##### EXCERPT TO READ

The Ministers' Committee for Privatization decided in October that the Board of Directors of the historical operator should inform the Governmental Companies Authority on his standing regarding the privatization, the proportion of shares that should be sold (more than 50% or 40-45%). the Board of Directors should express its position regarding the experience in telecommunications expected from the those groups wishing to buy the company. The Bezeq director general Ilan Biran expressed his position that present constraints impinge on the managerial flexibility and on the capacity of the company to reward its workers appropriately.
The head of the Bezeq Worker's Association, Shlomo Kfir and the chairman of the Syndicates Federation (Histadruth) appearing before the Finance Committee of the Knesset demanded that the opening of the telecommunications market for competition and the privatization of the Bezeq be carried out in consultation with them. The Minister of Communications, Benyamin (Fuad) Ben-Eliezer said that while there were promises from former prime minister Benyamin Netanyahu regarding the process of privatization no such promises were made regarding the process of opening the market to competition.

##########

THE TASKS:
A - According to the passage on Bezeq's privatization, who is the Bezeq director general?
B - Please carry on the passage on Bezeq's privatization, picking up right after its final sentence.

##### RECORDS

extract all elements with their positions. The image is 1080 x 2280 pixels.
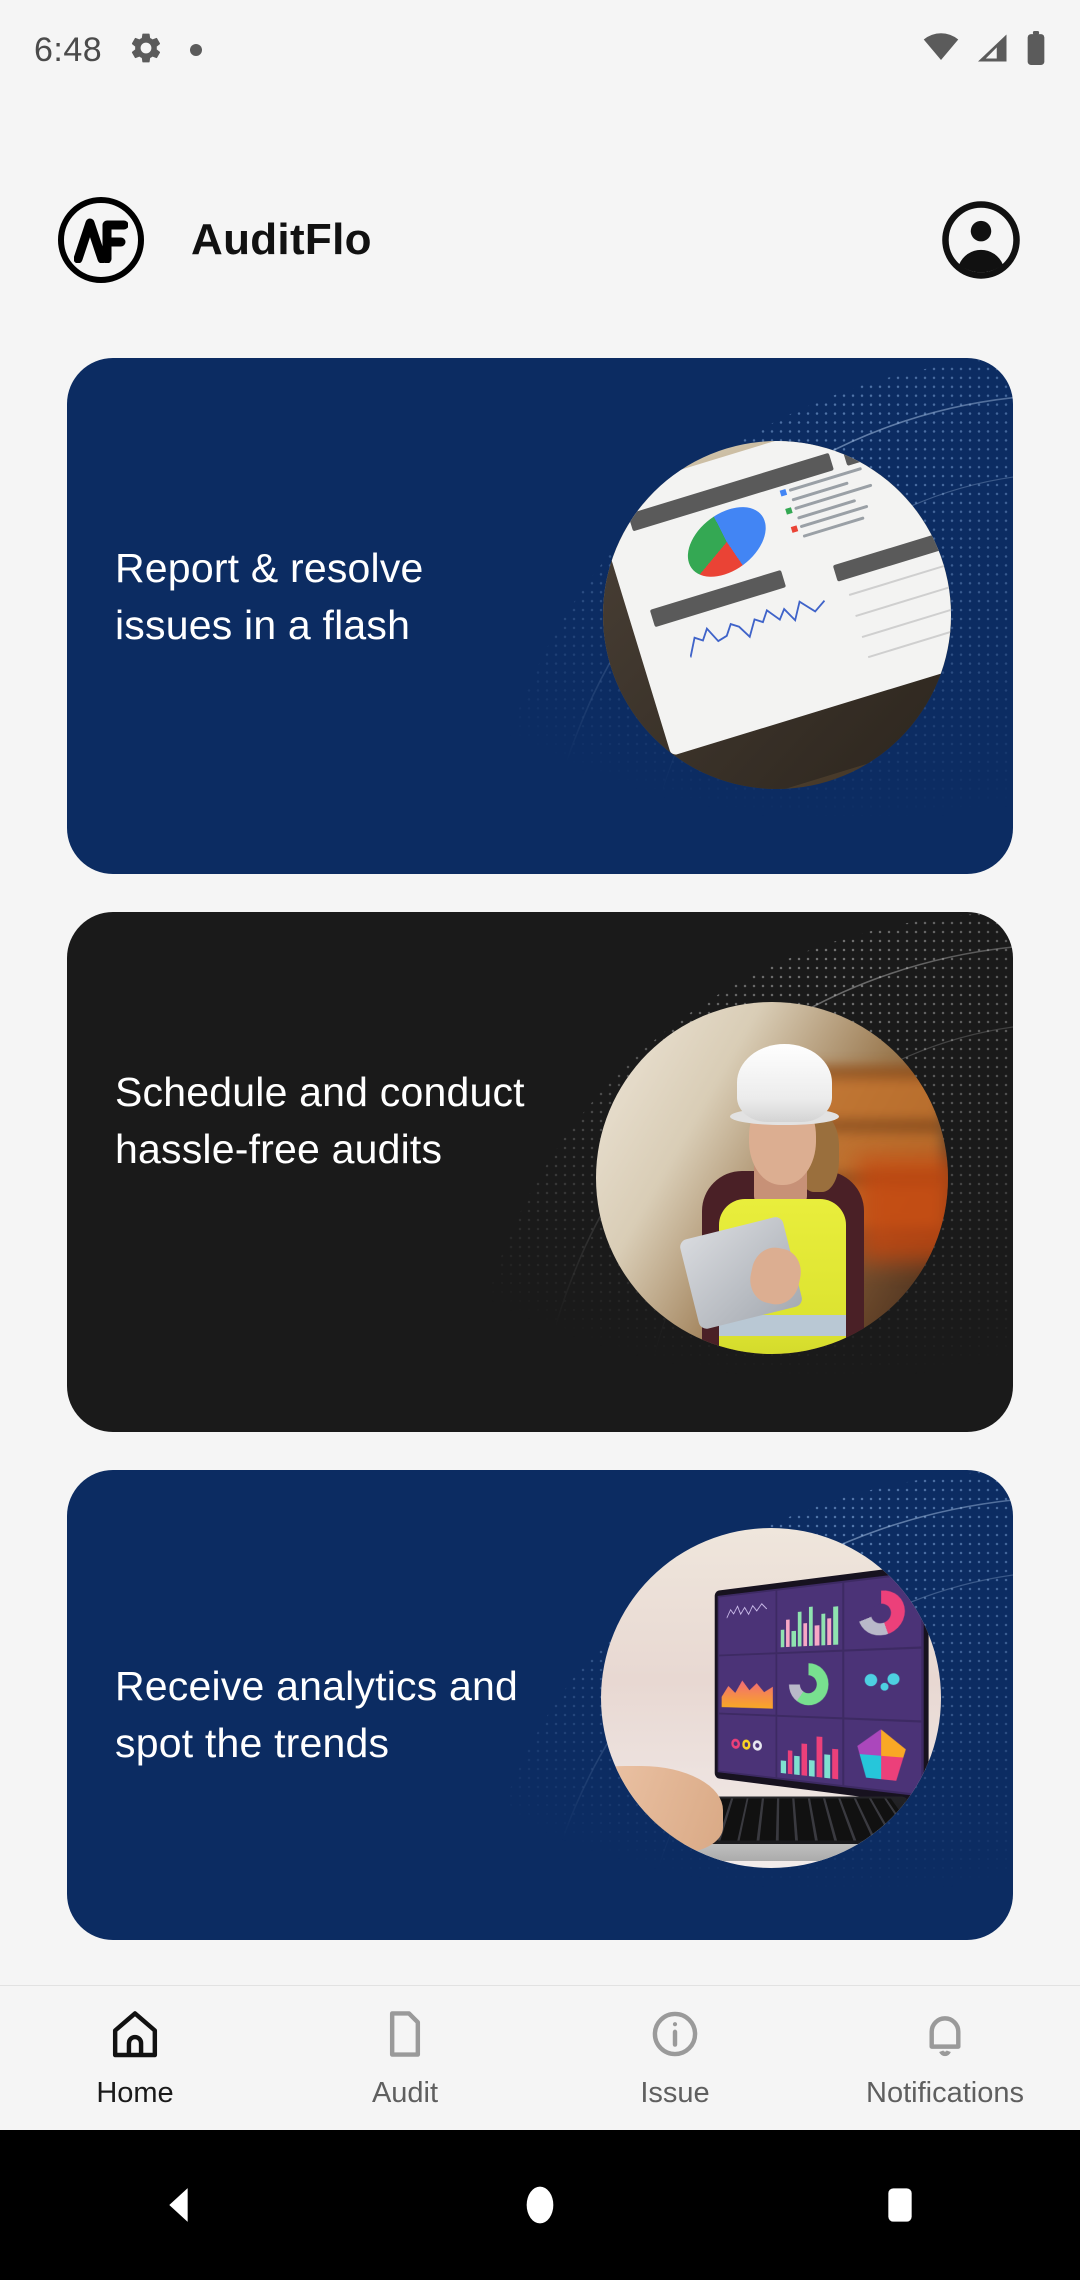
system-recents-button[interactable] xyxy=(840,2130,960,2280)
system-back-button[interactable] xyxy=(120,2130,240,2280)
nav-label-notifications: Notifications xyxy=(866,2077,1024,2109)
card-image-laptop-analytics xyxy=(601,1528,941,1868)
nav-label-home: Home xyxy=(96,2077,174,2109)
card-title: Schedule and conduct hassle-free audits xyxy=(115,1069,525,1172)
system-navigation-bar xyxy=(0,2130,1080,2280)
card-image-inspector xyxy=(596,1002,948,1354)
feature-card-receive-analytics[interactable]: Receive analytics and spot the trends xyxy=(67,1470,1013,1940)
cell-signal-icon xyxy=(976,33,1010,68)
bell-icon xyxy=(917,2006,973,2067)
status-bar-clock: 6:48 xyxy=(34,30,103,69)
card-image-tablet-analytics xyxy=(603,441,951,789)
wifi-icon xyxy=(922,32,960,68)
feature-card-report-issues[interactable]: Report & resolve issues in a flash xyxy=(67,358,1013,874)
status-bar: 6:48 xyxy=(0,0,1080,100)
nav-label-audit: Audit xyxy=(371,2077,439,2109)
notification-dot-icon xyxy=(190,44,203,56)
info-circle-icon xyxy=(647,2006,703,2067)
nav-item-issue[interactable]: Issue xyxy=(540,2006,810,2110)
app-logo xyxy=(58,197,144,283)
feature-card-schedule-audits[interactable]: Schedule and conduct hassle-free audits xyxy=(67,912,1013,1432)
system-home-button[interactable] xyxy=(480,2130,600,2280)
nav-item-notifications[interactable]: Notifications xyxy=(810,2006,1080,2110)
status-bar-right xyxy=(922,30,1046,70)
feature-card-list: Report & resolve issues in a flash Sched… xyxy=(67,358,1013,1978)
app-header: AuditFlo xyxy=(0,185,1080,295)
card-title: Report & resolve issues in a flash xyxy=(115,545,424,648)
nav-item-audit[interactable]: Audit xyxy=(270,2006,540,2110)
nav-item-home[interactable]: Home xyxy=(0,2006,270,2110)
nav-label-issue: Issue xyxy=(640,2077,710,2109)
status-bar-left: 6:48 xyxy=(34,30,203,71)
settings-gear-icon xyxy=(128,30,164,71)
bottom-navigation-bar: Home Audit Issue Notifications xyxy=(0,1985,1080,2130)
app-title: AuditFlo xyxy=(191,215,372,264)
account-circle-icon[interactable] xyxy=(940,199,1022,281)
battery-icon xyxy=(1026,30,1046,70)
document-icon xyxy=(377,2006,433,2067)
home-icon xyxy=(107,2006,163,2067)
card-title: Receive analytics and spot the trends xyxy=(115,1663,519,1766)
phone-screen: 6:48 AuditFlo Report & resolve issues in… xyxy=(0,0,1080,2280)
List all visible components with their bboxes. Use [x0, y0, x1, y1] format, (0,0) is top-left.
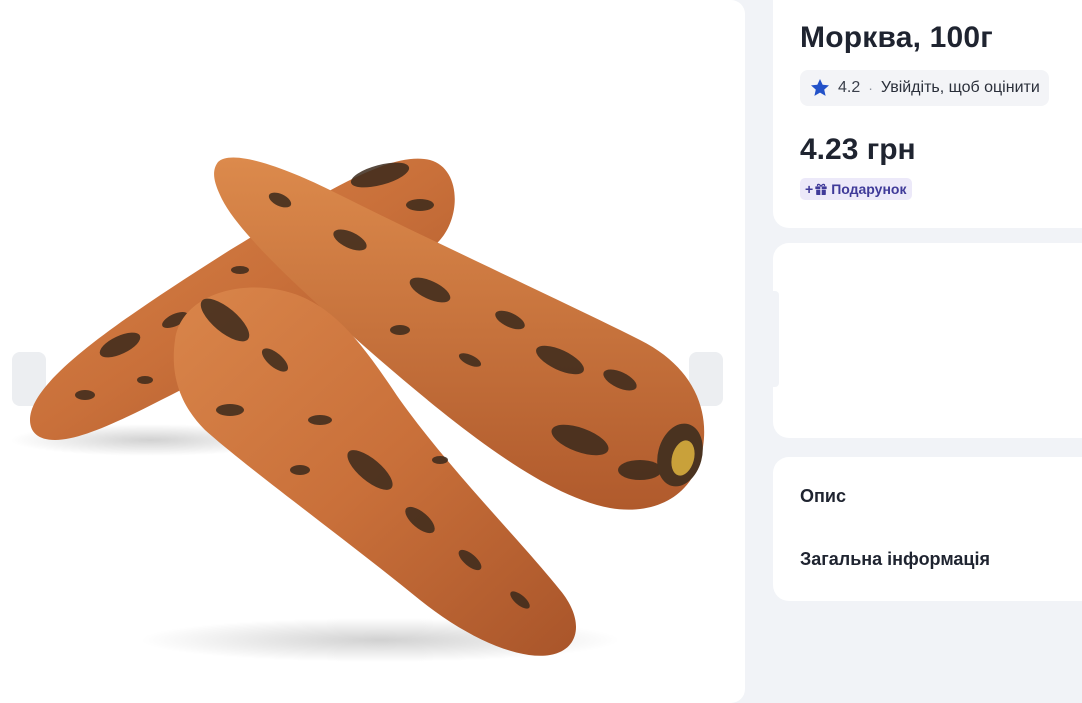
gift-icon — [815, 183, 827, 195]
rate-login-link[interactable]: Увійдіть, щоб оцінити — [881, 79, 1040, 97]
product-info-card: Опис Загальна інформація — [773, 457, 1082, 601]
rating-separator: · — [868, 80, 873, 96]
plus-icon: + — [805, 181, 814, 197]
gift-label: Подарунок — [831, 181, 907, 197]
general-info-link[interactable]: Загальна інформація — [800, 549, 990, 570]
product-image[interactable] — [0, 0, 745, 703]
product-summary-card: Морква, 100г 4.2 · Увійдіть, щоб оцінити… — [773, 0, 1082, 228]
rating-value: 4.2 — [838, 79, 861, 96]
star-icon — [811, 79, 829, 96]
product-gallery — [0, 0, 745, 703]
purchase-card — [773, 243, 1082, 438]
gift-badge[interactable]: + Подарунок — [800, 178, 913, 200]
rating-pill[interactable]: 4.2 · Увійдіть, щоб оцінити — [800, 70, 1049, 106]
card-notch — [773, 291, 779, 387]
product-price: 4.23 грн — [800, 133, 916, 166]
product-title: Морква, 100г — [800, 21, 994, 54]
product-page: Морква, 100г 4.2 · Увійдіть, щоб оцінити… — [0, 0, 1082, 703]
description-link[interactable]: Опис — [800, 486, 846, 507]
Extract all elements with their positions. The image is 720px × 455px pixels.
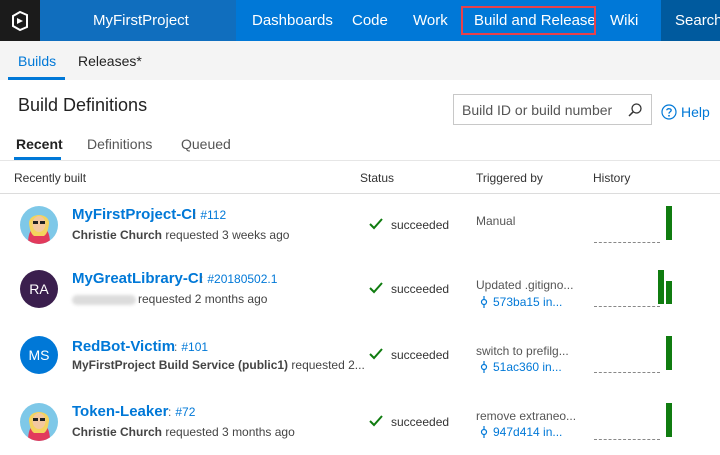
pivot-recent[interactable]: Recent <box>16 136 63 152</box>
requested-by: Christie Church requested 3 weeks ago <box>72 228 289 242</box>
highlight-box <box>461 6 596 35</box>
history-baseline <box>594 242 660 243</box>
nav-dashboards[interactable]: Dashboards <box>252 12 333 29</box>
history-bar[interactable] <box>666 206 672 240</box>
nav-wiki[interactable]: Wiki <box>610 12 638 29</box>
pivot-queued[interactable]: Queued <box>181 136 231 152</box>
checkmark-icon <box>369 282 383 294</box>
avatar <box>20 403 58 441</box>
build-search-box <box>453 94 652 125</box>
commit-link[interactable]: 573ba15 in... <box>479 295 562 309</box>
requested-by: requested 2 months ago <box>72 292 267 306</box>
definition-name-link[interactable]: MyFirstProject-CI <box>72 206 196 223</box>
build-number[interactable]: #72 <box>175 405 195 419</box>
avatar-initials: RA <box>29 281 49 297</box>
checkmark-icon <box>369 415 383 427</box>
column-header-status[interactable]: Status <box>360 171 394 185</box>
tab-builds[interactable]: Builds <box>18 53 56 69</box>
grid-header-divider <box>0 193 720 194</box>
top-navigation-bar: MyFirstProject Dashboards Code Work Buil… <box>0 0 720 41</box>
build-number[interactable]: #112 <box>200 208 226 222</box>
trigger-text: switch to prefilg... <box>476 344 569 358</box>
requested-time: requested 3 weeks ago <box>162 228 290 242</box>
redacted-name <box>72 294 136 305</box>
pivot-definitions[interactable]: Definitions <box>87 136 152 152</box>
help-circle-icon[interactable] <box>661 104 677 120</box>
commit-icon <box>480 361 488 373</box>
commit-link[interactable]: 947d414 in... <box>479 425 562 439</box>
definition-name-link[interactable]: RedBot-Victim <box>72 338 175 355</box>
requested-time: requested 2 months ago <box>138 292 268 306</box>
status-text: succeeded <box>391 415 450 429</box>
history-bar[interactable] <box>666 403 672 437</box>
build-number[interactable]: #101 <box>181 340 208 354</box>
history-bar[interactable] <box>658 270 664 304</box>
checkmark-icon <box>369 218 383 230</box>
project-name[interactable]: MyFirstProject <box>93 12 189 29</box>
requested-by: Christie Church requested 3 months ago <box>72 425 295 439</box>
commit-icon <box>480 296 488 308</box>
search-label[interactable]: Search <box>675 12 720 29</box>
build-number[interactable]: #20180502.1 <box>207 272 277 286</box>
history-baseline <box>594 306 660 307</box>
table-row[interactable]: RA MyGreatLibrary-CI : #20180502.1 reques… <box>0 270 720 334</box>
history-baseline <box>594 372 660 373</box>
avatar: RA <box>20 270 58 308</box>
avatar: MS <box>20 336 58 374</box>
column-header-history[interactable]: History <box>593 171 630 185</box>
trigger-text: Updated .gitigno... <box>476 278 574 292</box>
requester-name: MyFirstProject Build Service (public1) <box>72 358 289 372</box>
commit-icon <box>480 426 488 438</box>
history-bar[interactable] <box>666 281 672 304</box>
definition-name-link[interactable]: Token-Leaker <box>72 403 168 420</box>
history-bar[interactable] <box>666 336 672 370</box>
column-header-triggered-by[interactable]: Triggered by <box>476 171 543 185</box>
build-number-link[interactable]: : #112 <box>193 208 226 222</box>
trigger-text: remove extraneo... <box>476 409 577 423</box>
checkmark-icon <box>369 348 383 360</box>
avatar <box>20 206 58 244</box>
requested-by: MyFirstProject Build Service (public1) r… <box>72 358 365 372</box>
tab-releases[interactable]: Releases* <box>78 53 142 69</box>
column-header-recently-built[interactable]: Recently built <box>14 171 86 185</box>
nav-code[interactable]: Code <box>352 12 388 29</box>
trigger-text: Manual <box>476 214 516 228</box>
build-number-link[interactable]: : #101 <box>174 340 208 354</box>
build-number-link[interactable]: : #20180502.1 <box>200 272 277 286</box>
status-text: succeeded <box>391 348 450 362</box>
vsts-logo-icon[interactable] <box>0 0 40 41</box>
commit-id[interactable]: 573ba15 in... <box>493 295 562 309</box>
table-row[interactable]: MyFirstProject-CI : #112 Christie Church … <box>0 206 720 270</box>
history-baseline <box>594 439 660 440</box>
commit-id[interactable]: 51ac360 in... <box>493 360 562 374</box>
help-link[interactable]: Help <box>681 104 710 120</box>
pivot-divider <box>0 160 720 161</box>
nav-work[interactable]: Work <box>413 12 448 29</box>
build-search-input[interactable] <box>462 101 622 119</box>
requested-time: requested 2... <box>288 358 365 372</box>
search-icon[interactable] <box>627 102 643 118</box>
status-text: succeeded <box>391 282 450 296</box>
requester-name: Christie Church <box>72 228 163 242</box>
table-row[interactable]: MS RedBot-Victim : #101 MyFirstProject Bu… <box>0 336 720 400</box>
build-number-link[interactable]: : #72 <box>168 405 195 419</box>
requested-time: requested 3 months ago <box>162 425 295 439</box>
requester-name: Christie Church <box>72 425 163 439</box>
definition-name-link[interactable]: MyGreatLibrary-CI <box>72 270 203 287</box>
avatar-initials: MS <box>28 347 50 363</box>
table-row[interactable]: Token-Leaker : #72 Christie Church reques… <box>0 403 720 455</box>
status-text: succeeded <box>391 218 450 232</box>
active-tab-indicator <box>8 77 65 80</box>
commit-id[interactable]: 947d414 in... <box>493 425 562 439</box>
commit-link[interactable]: 51ac360 in... <box>479 360 562 374</box>
page-title: Build Definitions <box>18 95 148 115</box>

##########

RESPONSES PER TASK:
A - Ilan Biran

B -
7.1 The Reaction of the Historical Operator to the Opening of the Market
Ilan Biran the new CEO of Bezeq, the historical operator reacted to the recent developments in the telecommunications market with four demands: 1. Acceleration of the privatization process 2. Demand for a license to provide Internet services 3. Universal service demands from the competitors 4. End to the structural separation from the subsidiaries. The Bezeq complains to the Anti-Trust Commissioner and appeals the process of merger among the cable companies; the business convergence of the two main groups that dominate the cables market Fishman-Yedioth Aharonot and Discount Investments. On the other hand in a letter to the Director General of the Ministry of Communications the Bezeq states that if they receive a license for providing Internet services and the limitations of the structural separation from their subsidiaries are annulled it will not oppose the merger of the cable companies. They have the judicial option of appeals to the Supreme Court of Justice that can slow the process of opening the market..
7.2 Billing:
The annulment of the contract for a billing system with the AMS company may have consequences for the preparations of the Bezeq for competition. It seems that the company will continue to use its old system for the private/home sector and introduce the new system it is acquiring from the AMDOCS company for the business sector. This will limit its capacity to offer the public complex campaigns and products.
7.3 ADSL:
The Bezeq is carrying out a limited experiment offering ADSL broadband services in four of its central exchanges in each of its regional divisions. It asked the regulator for permission to extend the experiment to 18 of its sub-regions.
The Bezeq intends to start in February 2000 the deployment of the ADSL service across the whole national territory (200 exchanges). This service offers an 8 Megabit dowload channel using the regular copper line connection to the customers place. The price should be around 15 dollars a month for a guaranteed fixed band of half a megabyte per second. There will be differential rates for business and home customers and for the different arrangements regarding the download and upload bands.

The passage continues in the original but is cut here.